-- START DATA SUPPLIED --

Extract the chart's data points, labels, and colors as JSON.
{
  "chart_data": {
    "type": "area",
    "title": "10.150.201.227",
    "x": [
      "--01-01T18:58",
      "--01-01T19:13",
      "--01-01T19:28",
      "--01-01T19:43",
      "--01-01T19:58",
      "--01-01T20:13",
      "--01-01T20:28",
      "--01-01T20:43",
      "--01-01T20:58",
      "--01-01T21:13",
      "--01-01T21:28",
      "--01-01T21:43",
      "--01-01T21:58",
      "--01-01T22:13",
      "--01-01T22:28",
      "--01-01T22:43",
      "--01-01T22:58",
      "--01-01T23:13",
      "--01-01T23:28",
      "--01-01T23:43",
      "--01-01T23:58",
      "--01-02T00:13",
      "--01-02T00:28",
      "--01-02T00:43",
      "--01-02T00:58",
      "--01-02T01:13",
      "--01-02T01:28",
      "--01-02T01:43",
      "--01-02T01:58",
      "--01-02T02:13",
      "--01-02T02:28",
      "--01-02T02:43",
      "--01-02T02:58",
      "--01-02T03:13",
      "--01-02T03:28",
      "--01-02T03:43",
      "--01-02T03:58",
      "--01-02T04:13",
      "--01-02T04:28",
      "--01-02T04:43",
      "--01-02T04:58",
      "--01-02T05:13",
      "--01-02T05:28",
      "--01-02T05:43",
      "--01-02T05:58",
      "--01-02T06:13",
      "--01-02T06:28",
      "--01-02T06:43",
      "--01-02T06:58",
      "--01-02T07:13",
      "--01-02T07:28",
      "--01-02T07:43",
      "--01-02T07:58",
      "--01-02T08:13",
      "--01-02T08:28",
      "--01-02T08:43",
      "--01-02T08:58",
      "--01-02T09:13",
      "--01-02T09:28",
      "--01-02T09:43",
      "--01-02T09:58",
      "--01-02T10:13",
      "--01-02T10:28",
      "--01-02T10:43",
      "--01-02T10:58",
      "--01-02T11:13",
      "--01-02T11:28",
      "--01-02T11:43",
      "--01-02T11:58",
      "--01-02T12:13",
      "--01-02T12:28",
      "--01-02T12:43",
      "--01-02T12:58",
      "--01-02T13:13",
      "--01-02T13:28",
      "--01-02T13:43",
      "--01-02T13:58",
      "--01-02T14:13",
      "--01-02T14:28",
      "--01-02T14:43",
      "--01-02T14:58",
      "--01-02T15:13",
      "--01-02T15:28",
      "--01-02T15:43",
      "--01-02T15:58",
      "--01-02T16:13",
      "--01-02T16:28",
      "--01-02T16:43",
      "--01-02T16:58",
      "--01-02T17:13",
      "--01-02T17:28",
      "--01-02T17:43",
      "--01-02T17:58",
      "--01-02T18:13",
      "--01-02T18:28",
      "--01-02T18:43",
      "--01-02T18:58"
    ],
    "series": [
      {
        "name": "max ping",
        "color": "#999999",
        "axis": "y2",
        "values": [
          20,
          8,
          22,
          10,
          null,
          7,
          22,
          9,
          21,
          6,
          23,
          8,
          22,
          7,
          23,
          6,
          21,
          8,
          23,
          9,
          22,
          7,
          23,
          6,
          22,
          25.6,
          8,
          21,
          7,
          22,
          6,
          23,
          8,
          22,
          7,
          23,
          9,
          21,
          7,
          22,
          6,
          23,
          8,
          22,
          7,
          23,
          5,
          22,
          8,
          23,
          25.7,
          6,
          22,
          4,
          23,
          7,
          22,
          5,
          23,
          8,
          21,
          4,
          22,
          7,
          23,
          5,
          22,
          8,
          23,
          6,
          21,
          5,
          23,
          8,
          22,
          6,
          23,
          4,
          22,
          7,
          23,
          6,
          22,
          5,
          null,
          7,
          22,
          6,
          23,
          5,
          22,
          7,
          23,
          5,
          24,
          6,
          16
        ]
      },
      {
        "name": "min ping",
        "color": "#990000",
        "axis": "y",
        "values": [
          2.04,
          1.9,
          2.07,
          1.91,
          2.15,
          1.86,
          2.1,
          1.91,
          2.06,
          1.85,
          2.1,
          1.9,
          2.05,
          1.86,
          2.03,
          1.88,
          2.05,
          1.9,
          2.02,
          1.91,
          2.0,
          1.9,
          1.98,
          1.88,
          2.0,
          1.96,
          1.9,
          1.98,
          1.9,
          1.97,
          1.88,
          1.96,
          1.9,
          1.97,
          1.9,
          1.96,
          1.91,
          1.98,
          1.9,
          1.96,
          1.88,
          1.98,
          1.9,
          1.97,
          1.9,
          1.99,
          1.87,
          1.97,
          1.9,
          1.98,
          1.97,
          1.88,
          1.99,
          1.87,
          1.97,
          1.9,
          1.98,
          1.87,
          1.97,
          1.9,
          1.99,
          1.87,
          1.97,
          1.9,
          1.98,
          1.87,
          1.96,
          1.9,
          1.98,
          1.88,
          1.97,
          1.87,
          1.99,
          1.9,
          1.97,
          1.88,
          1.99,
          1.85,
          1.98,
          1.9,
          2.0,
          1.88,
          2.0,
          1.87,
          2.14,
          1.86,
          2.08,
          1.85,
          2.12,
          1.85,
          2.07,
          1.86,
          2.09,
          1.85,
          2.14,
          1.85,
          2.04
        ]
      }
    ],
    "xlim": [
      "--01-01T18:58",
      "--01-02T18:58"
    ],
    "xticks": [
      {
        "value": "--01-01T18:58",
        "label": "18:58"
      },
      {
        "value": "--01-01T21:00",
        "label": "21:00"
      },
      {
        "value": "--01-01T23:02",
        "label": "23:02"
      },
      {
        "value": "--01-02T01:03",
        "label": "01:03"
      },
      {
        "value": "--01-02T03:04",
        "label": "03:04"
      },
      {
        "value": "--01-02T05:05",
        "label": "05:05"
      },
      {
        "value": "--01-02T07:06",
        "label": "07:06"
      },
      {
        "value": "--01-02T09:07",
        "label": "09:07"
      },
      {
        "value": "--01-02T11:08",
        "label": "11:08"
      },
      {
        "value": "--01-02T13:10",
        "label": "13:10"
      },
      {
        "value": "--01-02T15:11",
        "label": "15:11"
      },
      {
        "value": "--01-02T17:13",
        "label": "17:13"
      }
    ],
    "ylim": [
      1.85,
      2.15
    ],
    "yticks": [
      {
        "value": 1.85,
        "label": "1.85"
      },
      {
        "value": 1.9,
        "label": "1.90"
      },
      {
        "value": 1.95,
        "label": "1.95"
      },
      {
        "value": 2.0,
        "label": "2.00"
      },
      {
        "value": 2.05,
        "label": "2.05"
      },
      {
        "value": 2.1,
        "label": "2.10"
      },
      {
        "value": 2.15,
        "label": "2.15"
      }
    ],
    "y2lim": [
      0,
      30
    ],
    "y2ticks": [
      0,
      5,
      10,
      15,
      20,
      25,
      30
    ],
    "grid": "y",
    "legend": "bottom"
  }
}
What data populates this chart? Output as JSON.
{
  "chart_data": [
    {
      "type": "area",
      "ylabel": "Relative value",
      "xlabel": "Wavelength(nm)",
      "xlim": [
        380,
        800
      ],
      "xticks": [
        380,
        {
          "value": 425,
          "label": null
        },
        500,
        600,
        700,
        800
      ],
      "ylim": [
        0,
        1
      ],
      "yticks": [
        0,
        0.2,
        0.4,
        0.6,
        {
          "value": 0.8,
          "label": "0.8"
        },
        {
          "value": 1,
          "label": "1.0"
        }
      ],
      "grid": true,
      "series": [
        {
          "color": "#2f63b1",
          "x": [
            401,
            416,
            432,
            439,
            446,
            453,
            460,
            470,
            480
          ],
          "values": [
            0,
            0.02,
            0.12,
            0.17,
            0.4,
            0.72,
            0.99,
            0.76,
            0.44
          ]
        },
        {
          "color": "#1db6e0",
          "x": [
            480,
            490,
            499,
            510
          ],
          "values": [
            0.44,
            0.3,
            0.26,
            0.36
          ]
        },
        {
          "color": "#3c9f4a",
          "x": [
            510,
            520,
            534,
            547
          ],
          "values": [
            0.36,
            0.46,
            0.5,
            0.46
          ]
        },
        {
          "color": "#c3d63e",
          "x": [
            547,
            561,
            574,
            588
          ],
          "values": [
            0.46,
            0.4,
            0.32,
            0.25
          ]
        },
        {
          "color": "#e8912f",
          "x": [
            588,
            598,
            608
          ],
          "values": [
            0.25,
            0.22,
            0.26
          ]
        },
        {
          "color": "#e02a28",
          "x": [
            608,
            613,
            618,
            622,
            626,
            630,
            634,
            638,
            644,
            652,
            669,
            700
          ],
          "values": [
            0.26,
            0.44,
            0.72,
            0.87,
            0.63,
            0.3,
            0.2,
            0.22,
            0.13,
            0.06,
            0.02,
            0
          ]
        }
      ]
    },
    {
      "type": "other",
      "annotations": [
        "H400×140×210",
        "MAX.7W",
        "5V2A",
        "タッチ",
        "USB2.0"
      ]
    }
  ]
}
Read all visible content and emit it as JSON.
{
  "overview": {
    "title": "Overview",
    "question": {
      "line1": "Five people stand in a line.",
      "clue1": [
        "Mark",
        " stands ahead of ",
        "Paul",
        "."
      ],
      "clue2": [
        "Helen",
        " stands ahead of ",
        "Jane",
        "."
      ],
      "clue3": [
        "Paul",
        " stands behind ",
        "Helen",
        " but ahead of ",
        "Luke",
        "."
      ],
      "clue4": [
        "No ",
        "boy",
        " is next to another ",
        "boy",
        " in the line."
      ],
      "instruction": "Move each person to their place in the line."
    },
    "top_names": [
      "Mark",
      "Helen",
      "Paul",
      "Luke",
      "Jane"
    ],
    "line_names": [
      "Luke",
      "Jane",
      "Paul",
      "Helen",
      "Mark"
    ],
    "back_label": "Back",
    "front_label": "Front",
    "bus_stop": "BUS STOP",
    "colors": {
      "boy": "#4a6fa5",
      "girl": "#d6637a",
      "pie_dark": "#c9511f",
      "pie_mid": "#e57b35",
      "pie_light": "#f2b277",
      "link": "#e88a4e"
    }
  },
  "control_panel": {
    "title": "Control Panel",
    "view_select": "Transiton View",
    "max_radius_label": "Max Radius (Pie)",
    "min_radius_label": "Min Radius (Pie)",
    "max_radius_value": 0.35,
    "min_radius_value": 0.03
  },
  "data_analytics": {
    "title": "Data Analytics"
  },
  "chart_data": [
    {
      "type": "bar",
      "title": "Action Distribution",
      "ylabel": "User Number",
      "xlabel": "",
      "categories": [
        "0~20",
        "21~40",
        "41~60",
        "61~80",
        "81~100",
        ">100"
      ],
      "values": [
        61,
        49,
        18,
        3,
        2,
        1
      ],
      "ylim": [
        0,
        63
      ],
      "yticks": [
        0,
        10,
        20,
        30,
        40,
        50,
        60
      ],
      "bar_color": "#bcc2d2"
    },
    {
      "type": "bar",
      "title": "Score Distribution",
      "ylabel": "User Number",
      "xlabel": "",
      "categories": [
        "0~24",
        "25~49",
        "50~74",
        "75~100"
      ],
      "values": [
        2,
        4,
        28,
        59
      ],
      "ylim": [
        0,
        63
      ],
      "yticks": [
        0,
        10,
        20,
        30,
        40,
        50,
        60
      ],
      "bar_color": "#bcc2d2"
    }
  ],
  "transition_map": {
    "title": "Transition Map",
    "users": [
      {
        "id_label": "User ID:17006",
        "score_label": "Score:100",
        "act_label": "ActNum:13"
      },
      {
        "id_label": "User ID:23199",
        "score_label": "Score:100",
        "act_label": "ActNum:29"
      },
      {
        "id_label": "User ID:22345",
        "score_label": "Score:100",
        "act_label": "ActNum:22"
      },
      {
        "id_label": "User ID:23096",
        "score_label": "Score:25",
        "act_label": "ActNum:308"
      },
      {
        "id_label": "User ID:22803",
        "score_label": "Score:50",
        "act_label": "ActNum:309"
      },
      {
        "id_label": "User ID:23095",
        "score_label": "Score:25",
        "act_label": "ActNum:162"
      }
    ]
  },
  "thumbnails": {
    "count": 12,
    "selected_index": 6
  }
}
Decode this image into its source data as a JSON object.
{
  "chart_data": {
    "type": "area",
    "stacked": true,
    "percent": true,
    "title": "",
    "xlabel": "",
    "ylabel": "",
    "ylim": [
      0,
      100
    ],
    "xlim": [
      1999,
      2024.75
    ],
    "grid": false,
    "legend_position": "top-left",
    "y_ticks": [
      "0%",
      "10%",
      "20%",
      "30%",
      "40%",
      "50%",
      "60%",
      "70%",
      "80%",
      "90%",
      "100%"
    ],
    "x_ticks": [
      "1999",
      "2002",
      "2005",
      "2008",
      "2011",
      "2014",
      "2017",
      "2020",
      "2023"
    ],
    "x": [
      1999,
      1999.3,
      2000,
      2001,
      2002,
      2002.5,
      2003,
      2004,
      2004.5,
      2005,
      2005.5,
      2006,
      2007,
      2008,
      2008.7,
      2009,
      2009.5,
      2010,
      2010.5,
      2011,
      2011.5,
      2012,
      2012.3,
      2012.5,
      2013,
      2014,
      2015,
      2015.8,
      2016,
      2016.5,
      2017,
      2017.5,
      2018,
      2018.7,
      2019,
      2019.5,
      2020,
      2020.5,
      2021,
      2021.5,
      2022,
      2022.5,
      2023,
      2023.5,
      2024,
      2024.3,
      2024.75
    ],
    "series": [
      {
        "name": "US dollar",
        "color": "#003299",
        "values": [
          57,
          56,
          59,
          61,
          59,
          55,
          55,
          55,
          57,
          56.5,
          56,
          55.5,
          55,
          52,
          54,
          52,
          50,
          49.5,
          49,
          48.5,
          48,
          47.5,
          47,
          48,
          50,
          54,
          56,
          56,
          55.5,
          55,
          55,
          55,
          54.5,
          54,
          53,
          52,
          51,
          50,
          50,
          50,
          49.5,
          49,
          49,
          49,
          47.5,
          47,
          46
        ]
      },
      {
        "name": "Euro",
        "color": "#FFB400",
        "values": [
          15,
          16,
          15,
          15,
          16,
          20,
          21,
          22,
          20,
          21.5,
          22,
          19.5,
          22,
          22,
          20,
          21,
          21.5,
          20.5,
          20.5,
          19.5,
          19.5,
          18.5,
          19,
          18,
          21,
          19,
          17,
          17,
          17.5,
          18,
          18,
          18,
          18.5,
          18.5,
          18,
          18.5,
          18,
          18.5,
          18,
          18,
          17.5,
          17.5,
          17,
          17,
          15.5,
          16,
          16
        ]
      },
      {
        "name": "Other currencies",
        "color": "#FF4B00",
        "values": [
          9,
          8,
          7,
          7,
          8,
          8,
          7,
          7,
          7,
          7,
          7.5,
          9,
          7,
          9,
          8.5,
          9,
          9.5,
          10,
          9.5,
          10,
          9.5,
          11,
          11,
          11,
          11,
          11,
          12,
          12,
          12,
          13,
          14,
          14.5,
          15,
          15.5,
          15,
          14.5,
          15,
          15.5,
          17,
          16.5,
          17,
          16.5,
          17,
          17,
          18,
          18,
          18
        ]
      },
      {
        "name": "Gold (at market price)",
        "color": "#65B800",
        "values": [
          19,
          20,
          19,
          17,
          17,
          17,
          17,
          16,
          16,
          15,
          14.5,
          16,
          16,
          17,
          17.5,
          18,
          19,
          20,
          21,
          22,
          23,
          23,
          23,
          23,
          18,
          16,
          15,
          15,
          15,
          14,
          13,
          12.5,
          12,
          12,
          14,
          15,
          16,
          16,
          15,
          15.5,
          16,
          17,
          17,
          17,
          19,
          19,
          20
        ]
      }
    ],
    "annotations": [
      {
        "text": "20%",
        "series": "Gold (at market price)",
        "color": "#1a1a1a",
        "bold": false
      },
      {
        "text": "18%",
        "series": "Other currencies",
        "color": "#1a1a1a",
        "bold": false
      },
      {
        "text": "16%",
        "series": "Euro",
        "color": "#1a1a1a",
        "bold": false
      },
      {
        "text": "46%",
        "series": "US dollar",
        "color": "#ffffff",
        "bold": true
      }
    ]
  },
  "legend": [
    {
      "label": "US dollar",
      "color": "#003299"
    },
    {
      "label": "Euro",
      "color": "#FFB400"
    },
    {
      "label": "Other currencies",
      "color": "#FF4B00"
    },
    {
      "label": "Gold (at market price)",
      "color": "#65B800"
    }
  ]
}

-- END DATA SUPPLIED --

DIRECTIVE:
Show all lines from the listing above in which "series" appears.

ANSWER TO THE TASK:
    "series": [
      "series": [
    "series": [
        "series": "Gold (at market price)",
        "series": "Other currencies",
        "series": "Euro",
        "series": "US dollar",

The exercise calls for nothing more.